**EXERCISE TEXT**
:::

The light attenuation Kd through the water column (described in Fulton 2001) defines the availability of light to primary producers at different depths and is calculated as
\[Kd = k_{w} + k_{IS} + k_{PN} \cdot \sum_{i = phytopl}^{}{B_{i} + k_{DON} \cdot B_{DON} + k_{DL} \cdot \left( B_{DL} + B_{DR} \right) + k_{SED} \cdot B_{SED}}\]
The equation shows that light attenuation is simply defined by the background blue water light absorption coefficient (kw), additional light absorption due to tanins and other non-biological particulate matter that is important in coastal areas (set in kIS), and concentration or biomass of light attenuating organisms (plankton) or substances (DON, detrituts, sediments) multiplied by the corresponding light attenuation coefficient. The attenuation is caused by:
- background light absorption by water itself (kw) – used in the PPBIM model.

:::

**RECORDS SHOWN**
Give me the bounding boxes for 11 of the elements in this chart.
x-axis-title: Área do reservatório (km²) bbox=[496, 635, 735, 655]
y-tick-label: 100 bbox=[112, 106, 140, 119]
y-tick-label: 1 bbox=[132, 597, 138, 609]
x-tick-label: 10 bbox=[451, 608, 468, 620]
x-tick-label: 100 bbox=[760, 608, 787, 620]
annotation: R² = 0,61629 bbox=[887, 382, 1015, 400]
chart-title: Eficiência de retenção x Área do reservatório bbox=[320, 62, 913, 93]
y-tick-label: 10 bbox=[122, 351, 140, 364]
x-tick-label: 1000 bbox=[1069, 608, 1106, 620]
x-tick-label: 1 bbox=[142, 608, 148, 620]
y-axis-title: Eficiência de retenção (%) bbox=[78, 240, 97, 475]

:::

**PROBLEM STATEMENT**
Carry the passage on light attenuation in the water column on from its last line.

**WRITTEN RESPONSE**
- additional background light absorption by water due to tanins and other non-biological particulate matter that is important in coastal areas (set in kIS). Different coefficients (k_w_shallow and k_w_deep) are used for coastal and oceanic water. This second term of light absorption was not used in PPBIM but was taken from ERSEM
- phytoplankton, with k_PN defining coefficient of light absorption by particulate matter, such as phytoplankton
- dissolved organic nitrogen and the relevant coefficient k_DON
- labile and refractory detritus and the coefficient k_DL
- light absorption by suspended sediment k_SED, used only if the model is estuary (flagIsEstuary=1)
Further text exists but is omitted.